[Data items]

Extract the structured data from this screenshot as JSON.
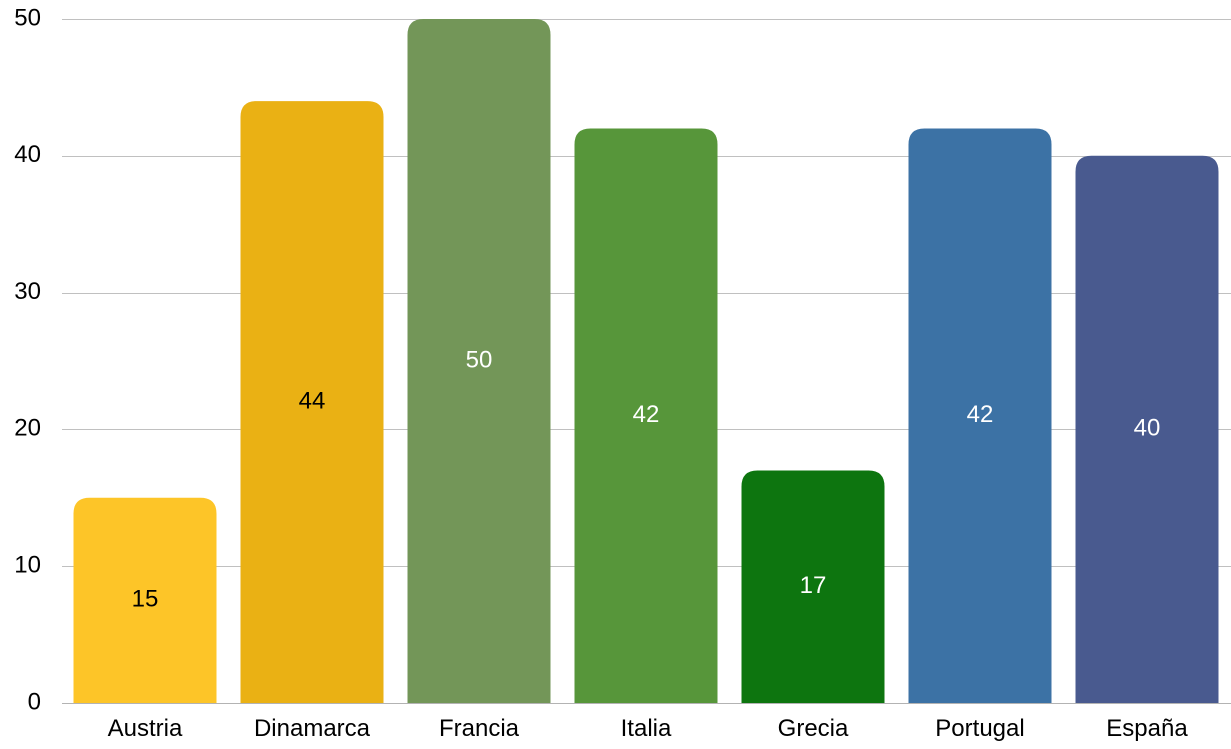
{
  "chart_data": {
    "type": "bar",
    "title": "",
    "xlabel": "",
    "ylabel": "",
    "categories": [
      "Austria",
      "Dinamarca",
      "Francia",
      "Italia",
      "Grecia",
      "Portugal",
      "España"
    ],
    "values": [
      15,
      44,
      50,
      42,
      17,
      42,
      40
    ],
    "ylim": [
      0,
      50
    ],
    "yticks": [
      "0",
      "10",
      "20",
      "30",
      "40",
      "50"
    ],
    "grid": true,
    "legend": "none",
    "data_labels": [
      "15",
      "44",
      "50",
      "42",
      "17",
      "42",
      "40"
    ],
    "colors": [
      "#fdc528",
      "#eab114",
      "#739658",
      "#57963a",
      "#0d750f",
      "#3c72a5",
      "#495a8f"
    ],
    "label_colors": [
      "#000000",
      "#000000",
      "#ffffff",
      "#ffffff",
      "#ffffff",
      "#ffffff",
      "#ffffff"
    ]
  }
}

* * *

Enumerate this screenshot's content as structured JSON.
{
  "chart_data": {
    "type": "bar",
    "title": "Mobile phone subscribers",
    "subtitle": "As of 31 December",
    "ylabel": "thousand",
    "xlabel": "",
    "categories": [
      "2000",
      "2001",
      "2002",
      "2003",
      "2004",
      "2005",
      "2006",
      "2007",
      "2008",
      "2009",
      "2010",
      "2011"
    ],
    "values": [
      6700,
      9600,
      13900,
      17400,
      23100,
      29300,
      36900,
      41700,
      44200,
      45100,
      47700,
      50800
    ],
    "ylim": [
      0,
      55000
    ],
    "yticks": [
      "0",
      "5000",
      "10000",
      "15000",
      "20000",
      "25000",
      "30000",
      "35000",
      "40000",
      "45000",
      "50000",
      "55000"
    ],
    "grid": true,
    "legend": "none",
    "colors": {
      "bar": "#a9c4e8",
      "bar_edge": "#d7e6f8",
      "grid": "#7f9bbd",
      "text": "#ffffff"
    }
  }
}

- **Exercise instructions**
Count every line in the data where the string "this" occurs. Give nothing except the number.

- **Solved problem**
2